# Problem requirements
Show all lines holding "trees".

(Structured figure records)
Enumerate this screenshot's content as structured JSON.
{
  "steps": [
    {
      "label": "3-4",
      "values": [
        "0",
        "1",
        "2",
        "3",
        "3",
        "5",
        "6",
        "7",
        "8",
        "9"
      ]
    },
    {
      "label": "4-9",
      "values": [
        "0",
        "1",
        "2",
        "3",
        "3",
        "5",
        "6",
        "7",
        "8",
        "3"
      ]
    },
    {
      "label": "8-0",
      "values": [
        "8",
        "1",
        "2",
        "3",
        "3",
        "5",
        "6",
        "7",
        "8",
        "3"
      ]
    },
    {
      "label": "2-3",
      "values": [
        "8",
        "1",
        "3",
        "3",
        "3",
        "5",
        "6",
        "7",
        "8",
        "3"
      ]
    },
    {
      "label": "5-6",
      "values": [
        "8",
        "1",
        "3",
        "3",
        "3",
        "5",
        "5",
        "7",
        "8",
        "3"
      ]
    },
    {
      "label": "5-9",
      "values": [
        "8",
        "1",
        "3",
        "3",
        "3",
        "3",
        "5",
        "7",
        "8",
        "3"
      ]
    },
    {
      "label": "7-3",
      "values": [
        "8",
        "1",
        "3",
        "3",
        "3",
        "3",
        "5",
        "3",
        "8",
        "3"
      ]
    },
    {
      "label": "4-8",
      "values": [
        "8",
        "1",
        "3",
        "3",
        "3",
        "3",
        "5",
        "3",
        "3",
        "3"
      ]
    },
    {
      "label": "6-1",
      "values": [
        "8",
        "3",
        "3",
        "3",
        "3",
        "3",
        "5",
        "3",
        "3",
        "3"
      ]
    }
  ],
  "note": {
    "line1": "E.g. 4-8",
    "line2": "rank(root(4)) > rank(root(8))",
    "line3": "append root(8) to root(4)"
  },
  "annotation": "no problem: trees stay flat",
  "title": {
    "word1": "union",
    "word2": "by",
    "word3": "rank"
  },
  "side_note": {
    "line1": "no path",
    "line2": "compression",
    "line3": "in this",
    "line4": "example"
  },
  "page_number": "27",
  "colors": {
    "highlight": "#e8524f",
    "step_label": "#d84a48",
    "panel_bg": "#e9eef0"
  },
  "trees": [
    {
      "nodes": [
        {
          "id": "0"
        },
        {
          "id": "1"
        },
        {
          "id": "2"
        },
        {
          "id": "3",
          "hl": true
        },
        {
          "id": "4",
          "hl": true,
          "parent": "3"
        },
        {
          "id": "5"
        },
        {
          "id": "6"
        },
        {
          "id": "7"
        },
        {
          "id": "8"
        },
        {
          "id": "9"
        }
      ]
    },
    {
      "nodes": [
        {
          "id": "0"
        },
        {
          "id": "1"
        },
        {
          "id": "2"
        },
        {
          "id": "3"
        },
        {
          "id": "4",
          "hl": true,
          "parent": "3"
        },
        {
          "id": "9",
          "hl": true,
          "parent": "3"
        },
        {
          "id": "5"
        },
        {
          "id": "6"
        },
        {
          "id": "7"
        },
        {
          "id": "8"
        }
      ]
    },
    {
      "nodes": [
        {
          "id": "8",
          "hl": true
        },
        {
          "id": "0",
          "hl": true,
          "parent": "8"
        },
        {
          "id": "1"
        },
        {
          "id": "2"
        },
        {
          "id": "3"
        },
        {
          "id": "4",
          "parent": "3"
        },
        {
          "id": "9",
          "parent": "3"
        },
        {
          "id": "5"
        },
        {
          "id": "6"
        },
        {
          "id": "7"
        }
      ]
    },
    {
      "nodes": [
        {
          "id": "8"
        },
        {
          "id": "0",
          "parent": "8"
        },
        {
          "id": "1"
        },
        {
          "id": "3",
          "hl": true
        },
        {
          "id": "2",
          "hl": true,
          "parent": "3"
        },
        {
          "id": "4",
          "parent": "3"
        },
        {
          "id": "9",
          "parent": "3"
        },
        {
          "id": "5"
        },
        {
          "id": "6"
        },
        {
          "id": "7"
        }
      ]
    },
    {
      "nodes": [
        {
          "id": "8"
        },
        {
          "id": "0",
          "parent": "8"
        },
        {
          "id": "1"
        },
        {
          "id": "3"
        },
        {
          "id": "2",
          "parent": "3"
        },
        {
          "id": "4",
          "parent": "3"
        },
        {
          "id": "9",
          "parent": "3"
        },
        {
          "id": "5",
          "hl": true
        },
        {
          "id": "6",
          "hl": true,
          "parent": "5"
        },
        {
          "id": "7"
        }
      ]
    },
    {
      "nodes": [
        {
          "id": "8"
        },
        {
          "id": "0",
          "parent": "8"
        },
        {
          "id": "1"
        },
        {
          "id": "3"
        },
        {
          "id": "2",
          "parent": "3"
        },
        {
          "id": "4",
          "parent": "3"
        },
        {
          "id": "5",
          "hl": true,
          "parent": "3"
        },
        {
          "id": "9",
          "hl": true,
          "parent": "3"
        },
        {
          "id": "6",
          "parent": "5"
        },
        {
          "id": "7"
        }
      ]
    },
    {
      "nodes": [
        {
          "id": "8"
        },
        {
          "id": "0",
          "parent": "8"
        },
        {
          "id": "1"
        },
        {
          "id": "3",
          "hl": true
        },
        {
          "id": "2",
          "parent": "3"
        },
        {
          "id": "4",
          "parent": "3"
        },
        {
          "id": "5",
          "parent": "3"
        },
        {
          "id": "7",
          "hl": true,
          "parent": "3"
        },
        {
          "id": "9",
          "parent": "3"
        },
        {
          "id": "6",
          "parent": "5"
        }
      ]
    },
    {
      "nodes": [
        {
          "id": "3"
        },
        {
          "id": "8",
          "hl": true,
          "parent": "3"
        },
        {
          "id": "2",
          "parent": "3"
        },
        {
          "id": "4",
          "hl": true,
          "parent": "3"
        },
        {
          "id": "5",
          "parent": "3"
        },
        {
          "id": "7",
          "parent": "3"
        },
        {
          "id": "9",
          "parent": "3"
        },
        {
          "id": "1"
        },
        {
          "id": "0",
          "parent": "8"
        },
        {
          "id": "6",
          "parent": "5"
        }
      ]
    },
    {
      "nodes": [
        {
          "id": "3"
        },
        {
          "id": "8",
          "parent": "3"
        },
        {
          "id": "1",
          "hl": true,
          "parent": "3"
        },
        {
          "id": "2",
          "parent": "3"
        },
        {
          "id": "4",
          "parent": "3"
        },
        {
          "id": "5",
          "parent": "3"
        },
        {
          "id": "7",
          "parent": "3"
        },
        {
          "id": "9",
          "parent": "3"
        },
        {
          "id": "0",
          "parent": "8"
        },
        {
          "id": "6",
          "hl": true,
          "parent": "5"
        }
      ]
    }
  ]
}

# Reply
  "annotation": "no problem: trees stay flat",
  "trees": [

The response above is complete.